[Stored data]
** BEGIN **

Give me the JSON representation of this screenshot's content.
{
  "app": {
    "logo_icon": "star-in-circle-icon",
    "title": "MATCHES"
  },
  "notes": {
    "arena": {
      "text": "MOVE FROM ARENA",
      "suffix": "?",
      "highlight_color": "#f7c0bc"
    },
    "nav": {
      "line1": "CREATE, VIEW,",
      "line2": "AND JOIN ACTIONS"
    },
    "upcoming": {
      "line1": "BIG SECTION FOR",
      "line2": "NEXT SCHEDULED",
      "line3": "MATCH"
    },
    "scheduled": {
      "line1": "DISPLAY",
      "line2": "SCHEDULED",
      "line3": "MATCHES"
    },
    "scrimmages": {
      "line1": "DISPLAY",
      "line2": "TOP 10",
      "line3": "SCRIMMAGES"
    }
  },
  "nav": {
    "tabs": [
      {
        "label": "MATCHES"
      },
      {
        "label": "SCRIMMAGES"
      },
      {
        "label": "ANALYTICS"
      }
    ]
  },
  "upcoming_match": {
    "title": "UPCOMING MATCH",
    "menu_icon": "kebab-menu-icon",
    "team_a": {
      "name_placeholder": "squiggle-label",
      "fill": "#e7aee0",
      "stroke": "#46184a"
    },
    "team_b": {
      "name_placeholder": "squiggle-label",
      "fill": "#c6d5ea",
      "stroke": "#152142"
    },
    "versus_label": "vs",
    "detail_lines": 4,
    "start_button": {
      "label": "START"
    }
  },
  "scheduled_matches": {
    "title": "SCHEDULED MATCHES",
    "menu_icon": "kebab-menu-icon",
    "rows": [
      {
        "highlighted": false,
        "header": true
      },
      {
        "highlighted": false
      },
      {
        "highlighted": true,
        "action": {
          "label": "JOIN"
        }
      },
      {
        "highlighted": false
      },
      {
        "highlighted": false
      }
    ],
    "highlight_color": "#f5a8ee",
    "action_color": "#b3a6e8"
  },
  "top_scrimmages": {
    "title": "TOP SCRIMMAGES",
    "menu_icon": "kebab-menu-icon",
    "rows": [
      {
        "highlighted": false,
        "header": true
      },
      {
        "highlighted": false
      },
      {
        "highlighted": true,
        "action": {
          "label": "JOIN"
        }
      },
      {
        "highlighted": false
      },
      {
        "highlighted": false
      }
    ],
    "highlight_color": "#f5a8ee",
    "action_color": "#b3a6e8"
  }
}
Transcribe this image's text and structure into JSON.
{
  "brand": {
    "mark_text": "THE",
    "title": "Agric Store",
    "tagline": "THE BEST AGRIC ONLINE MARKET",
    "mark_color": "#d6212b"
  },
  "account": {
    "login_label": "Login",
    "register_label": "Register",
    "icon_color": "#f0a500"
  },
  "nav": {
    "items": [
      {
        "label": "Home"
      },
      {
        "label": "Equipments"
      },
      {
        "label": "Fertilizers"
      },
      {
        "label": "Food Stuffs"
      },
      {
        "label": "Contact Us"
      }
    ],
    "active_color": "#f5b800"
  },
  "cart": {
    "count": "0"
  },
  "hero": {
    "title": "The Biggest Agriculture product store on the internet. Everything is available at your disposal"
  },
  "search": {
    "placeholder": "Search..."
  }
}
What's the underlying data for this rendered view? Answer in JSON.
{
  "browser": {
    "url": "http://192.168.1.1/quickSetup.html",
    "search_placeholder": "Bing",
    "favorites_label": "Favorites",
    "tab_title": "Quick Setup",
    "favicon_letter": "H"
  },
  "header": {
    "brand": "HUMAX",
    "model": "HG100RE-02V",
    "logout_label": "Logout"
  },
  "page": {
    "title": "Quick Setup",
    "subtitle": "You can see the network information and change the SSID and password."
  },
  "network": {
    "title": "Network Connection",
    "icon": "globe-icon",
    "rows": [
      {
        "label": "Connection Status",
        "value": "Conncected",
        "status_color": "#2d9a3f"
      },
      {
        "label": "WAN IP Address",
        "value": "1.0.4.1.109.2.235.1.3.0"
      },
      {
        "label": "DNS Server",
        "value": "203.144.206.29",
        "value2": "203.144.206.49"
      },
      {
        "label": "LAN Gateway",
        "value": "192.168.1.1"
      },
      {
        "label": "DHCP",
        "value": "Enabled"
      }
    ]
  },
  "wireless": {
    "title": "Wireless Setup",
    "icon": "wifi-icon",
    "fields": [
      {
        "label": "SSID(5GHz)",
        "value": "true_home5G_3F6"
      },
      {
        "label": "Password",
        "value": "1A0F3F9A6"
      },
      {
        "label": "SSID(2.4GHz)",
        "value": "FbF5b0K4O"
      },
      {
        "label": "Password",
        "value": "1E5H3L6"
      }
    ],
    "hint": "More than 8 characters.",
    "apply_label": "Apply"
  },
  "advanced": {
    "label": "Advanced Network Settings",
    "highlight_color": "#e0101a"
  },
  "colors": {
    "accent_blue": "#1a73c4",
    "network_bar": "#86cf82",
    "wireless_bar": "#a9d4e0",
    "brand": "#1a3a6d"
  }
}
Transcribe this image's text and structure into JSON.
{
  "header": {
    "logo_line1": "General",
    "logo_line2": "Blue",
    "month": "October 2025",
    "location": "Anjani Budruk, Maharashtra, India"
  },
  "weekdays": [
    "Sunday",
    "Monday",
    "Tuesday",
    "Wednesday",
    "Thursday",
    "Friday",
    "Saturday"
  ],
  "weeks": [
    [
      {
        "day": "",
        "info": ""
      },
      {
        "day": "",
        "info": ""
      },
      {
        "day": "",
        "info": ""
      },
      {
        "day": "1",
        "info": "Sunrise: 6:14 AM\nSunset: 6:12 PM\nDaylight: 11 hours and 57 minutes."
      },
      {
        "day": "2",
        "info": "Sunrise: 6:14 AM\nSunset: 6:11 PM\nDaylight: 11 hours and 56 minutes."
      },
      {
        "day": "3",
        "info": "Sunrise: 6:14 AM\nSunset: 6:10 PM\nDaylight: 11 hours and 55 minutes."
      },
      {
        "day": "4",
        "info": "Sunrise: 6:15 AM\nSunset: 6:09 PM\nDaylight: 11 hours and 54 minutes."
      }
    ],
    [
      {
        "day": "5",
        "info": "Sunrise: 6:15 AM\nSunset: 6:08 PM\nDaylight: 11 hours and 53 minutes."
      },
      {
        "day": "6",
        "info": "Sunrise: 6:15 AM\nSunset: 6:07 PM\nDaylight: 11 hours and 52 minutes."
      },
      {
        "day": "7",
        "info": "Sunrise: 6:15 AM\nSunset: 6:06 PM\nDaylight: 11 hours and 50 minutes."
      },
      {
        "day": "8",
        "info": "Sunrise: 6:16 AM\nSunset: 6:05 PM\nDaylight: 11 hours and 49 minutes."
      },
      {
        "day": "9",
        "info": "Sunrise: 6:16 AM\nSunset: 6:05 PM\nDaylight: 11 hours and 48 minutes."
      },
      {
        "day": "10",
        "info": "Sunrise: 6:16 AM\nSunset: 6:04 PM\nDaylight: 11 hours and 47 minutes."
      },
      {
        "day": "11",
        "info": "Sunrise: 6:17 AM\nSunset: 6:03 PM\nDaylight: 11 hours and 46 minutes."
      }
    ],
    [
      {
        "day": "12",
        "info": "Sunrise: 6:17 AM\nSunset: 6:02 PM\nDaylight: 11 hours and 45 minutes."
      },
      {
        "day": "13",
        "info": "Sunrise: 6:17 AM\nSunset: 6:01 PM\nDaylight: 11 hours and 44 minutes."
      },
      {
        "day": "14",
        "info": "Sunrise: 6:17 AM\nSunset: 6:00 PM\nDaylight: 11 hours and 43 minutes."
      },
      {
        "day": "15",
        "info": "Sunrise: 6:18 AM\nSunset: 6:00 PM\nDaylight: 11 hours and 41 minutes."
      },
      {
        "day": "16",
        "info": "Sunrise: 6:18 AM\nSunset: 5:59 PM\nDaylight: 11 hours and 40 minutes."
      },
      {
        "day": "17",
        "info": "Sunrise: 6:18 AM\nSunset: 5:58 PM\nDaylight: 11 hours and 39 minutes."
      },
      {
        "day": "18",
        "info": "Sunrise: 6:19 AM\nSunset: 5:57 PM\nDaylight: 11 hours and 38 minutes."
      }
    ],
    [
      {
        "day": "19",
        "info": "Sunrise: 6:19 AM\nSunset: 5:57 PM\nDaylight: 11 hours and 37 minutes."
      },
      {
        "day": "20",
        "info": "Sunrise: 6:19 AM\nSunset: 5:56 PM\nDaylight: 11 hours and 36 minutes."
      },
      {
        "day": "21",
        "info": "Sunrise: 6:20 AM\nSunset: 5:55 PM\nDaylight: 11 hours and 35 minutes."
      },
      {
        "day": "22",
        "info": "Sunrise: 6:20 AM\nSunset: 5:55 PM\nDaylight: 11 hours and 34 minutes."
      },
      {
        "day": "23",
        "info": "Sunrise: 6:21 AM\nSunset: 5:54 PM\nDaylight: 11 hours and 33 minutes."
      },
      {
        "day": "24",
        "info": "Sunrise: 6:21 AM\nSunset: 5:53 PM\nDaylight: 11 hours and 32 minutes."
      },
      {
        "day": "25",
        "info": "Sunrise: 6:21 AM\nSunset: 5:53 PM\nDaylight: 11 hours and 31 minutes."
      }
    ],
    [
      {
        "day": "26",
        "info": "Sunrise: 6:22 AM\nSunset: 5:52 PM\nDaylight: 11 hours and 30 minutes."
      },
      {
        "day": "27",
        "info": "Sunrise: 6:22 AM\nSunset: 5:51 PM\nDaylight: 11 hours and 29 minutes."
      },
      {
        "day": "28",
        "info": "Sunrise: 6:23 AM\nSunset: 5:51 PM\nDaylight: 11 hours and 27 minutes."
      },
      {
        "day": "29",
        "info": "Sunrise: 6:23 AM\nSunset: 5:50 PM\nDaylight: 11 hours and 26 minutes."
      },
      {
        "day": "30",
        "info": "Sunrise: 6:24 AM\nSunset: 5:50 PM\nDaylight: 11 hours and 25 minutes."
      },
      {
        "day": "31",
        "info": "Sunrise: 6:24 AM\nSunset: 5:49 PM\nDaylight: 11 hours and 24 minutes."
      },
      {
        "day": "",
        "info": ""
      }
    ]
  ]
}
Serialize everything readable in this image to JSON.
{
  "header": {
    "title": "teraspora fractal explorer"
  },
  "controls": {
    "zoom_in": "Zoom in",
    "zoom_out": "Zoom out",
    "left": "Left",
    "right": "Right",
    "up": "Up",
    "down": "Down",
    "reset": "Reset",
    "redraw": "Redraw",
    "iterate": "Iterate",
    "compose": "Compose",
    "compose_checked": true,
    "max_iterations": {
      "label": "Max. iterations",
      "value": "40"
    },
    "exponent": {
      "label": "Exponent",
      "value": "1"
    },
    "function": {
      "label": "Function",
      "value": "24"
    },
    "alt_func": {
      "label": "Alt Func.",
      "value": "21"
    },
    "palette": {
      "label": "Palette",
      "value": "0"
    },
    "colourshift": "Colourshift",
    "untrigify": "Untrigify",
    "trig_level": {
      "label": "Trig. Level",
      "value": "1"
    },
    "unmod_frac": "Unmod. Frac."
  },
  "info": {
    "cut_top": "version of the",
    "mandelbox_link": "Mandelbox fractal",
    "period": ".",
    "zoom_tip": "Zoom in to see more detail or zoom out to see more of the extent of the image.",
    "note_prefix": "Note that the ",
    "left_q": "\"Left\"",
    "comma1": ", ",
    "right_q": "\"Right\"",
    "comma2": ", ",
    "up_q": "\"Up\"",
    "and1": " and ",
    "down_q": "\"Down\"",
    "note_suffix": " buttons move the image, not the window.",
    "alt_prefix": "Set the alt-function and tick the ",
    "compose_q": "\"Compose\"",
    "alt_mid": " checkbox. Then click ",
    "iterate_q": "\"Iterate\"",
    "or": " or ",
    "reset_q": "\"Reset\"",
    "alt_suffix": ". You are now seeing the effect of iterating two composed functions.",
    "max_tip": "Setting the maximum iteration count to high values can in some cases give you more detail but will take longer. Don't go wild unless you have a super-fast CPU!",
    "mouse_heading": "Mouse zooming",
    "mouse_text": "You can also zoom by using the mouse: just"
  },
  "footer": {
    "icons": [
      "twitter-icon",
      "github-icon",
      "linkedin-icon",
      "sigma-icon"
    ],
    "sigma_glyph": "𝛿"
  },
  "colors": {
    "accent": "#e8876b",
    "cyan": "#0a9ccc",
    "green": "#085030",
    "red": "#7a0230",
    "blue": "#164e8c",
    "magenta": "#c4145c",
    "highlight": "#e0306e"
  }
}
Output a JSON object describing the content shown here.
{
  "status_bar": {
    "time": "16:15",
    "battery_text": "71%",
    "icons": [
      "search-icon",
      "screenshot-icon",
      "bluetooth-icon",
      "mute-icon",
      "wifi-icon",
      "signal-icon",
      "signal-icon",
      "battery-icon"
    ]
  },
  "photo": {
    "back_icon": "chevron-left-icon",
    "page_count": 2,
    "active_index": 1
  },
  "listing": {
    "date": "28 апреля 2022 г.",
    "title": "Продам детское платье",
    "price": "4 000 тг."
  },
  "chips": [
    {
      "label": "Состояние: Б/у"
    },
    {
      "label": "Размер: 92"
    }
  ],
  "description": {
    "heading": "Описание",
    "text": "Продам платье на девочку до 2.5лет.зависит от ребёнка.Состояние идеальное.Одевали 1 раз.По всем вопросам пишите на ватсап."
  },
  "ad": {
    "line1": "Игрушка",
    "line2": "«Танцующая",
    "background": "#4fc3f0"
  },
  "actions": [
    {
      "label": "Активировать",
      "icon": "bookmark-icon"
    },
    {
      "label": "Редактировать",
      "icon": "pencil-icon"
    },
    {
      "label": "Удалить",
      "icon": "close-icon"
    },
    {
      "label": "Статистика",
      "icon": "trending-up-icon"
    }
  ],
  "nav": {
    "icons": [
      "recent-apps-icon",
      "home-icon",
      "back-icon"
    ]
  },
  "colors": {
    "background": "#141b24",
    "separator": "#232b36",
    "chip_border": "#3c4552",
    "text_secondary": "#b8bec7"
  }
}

** END **

Instructions to follow
Report each line of the material above where the word "Состояние" appears.

Finished task
      "label": "Состояние: Б/у"
    "text": "Продам платье на девочку до 2.5лет.зависит от ребёнка.Состояние идеальное.Одевали 1 раз.По всем вопросам пишите на ватсап."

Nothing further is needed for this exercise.